To be done
Pick up the hotel booking analysis text after its last line and keep writing it in the same notebook style.

Given text
———
In this way, I have removed unnecessary data and made our data clean and ready to analyze

## ***4. Data Vizualization, Storytelling & Experimenting with charts : Understand the relationships between variables***

#### Chart - 1

In [None]:
# Group the data by hotel and count the number of bookings for each
hotel_bookings = hotel_booking.groupby('hotel')['hotel'].count()

# Calculate the percentage of bookings for each hotel
total_bookings = hotel_bookings.sum()
hotel_percentages = hotel_bookings / total_bookings * 100

# Create a list of colors for the pie chart slices
colors = ['blue', 'grey']

# Create the pie chart
fig, ax = plt.subplots(figsize=(7, 7))  # set the figure size to 6 inches by 6 inches
ax.pie(hotel_percentages, labels=hotel_bookings.index, colors=colors, autopct='%1.1f%%', wedgeprops={'linewidth': 3, 'edgecolor': 'white'})

# Add a border to the title
ax.set_title('Booking Percentage by Hotel', bbox={'facecolor': 'white', 'edgecolor': 'black', 'linewidth': 2, 'pad': 15})

# Add a legend to explain the colors
legend_text = ['City Hotel', 'Resort Hotel']
legend_colors = ['blue', 'grey']
ax.legend(legend_text, title='Hotels', loc='upper right', bbox_to_anchor=(1.2, 1), frameon=False, handletextpad=0.5)
# the bbox_to_anchor argument adjusts the position of the legend

# Add a box around the pie chart
ax.set_aspect('equal', adjustable='box')
———
Source data
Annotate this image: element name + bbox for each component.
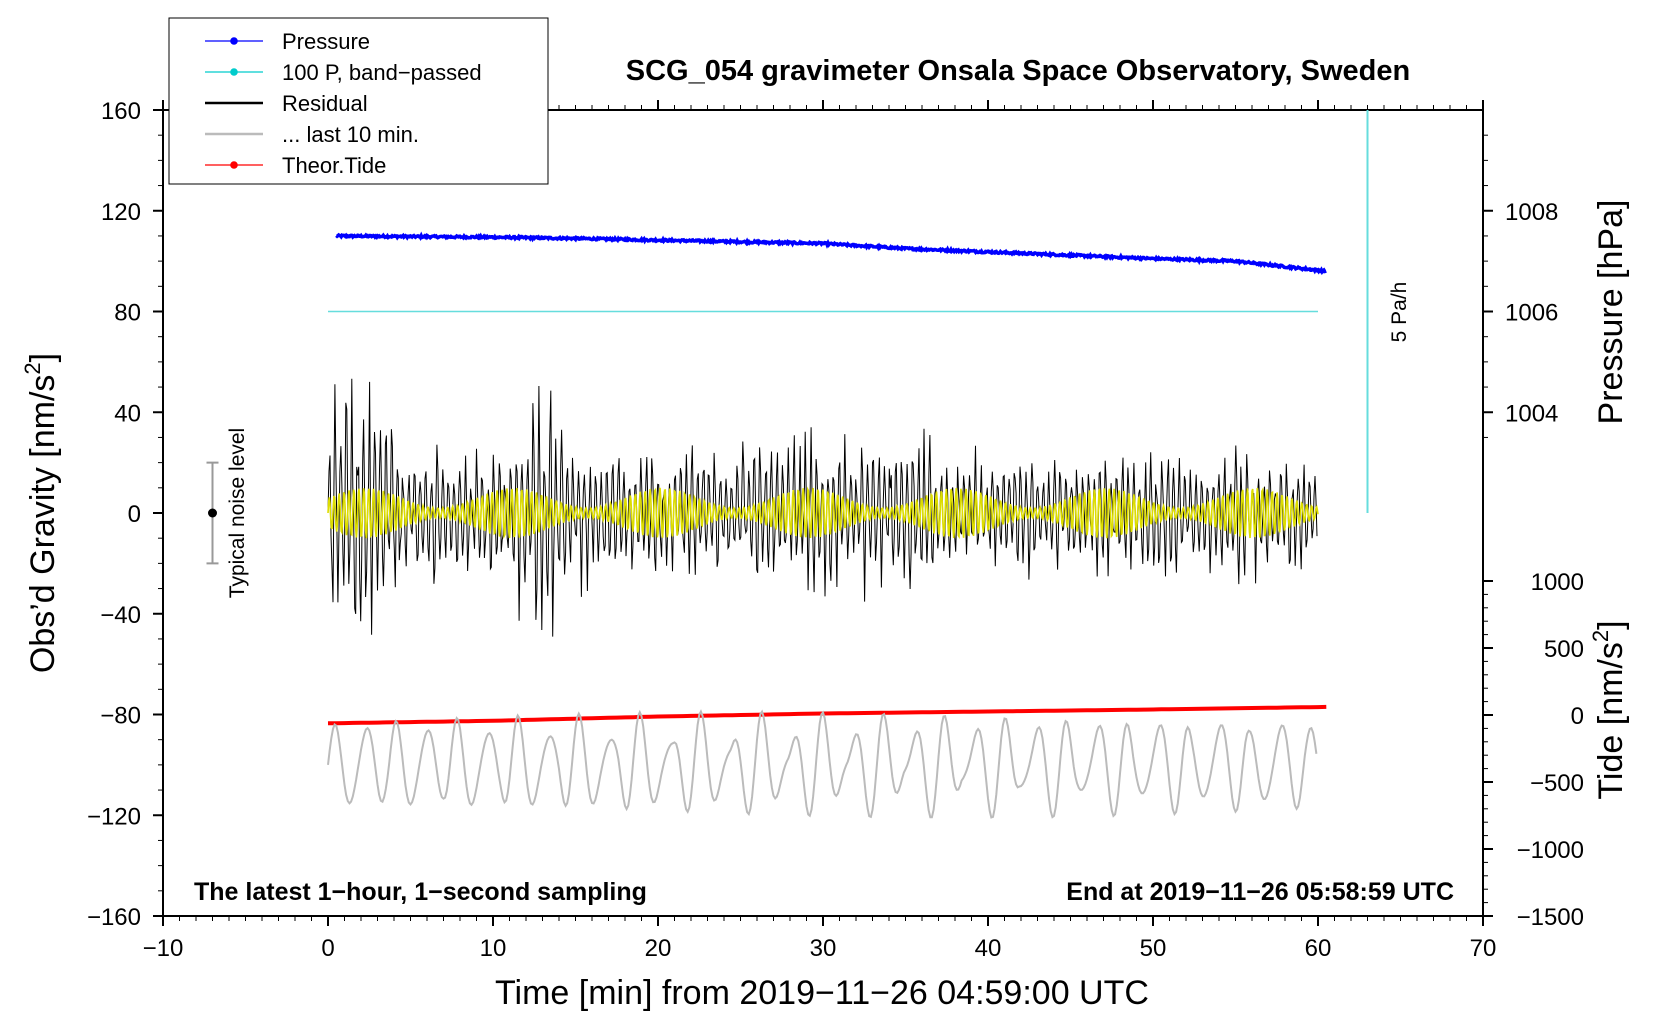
———
Answer to the task
ax.set_xlim(-1.1, 1.5)
ax.set_ylim(-1.1, 1.5)
ax.spines['top'].set_visible(False)
ax.spines['right'].set_visible(False)
ax.spines['bottom'].set_visible(False)
ax.spines['left'].set_visible(False)

# Show the chart
plt.show()

##### 1. Why did you pick the specific chart?

**I have chosen a pie chart because pie charts are often used to represent the relative proportions of different categories in a dataset. They can be a good way to quickly visualize and understand the distribution of data. In this visualization, each slice of the pie represents the number of hotel_booking made at different hotels, allowing us to easily see which hotel has the most hotel_booking.**

##### 2. What is/are the insight(s) found from the chart?

**Based on my analysis, it has been determined that the City Hotel has a higher booking rate of 61.12% compared to the Resort Hotel, which has a booking rate of 38.87%. Therefore, it can be concluded that the City Hotel is more frequently booked and has a higher level of consumption than the Resort Hotel.**

##### 3. Will the gained insights help creating a positive business impact? 
Are there any insights that lead to negative growth? Justify with specific reason.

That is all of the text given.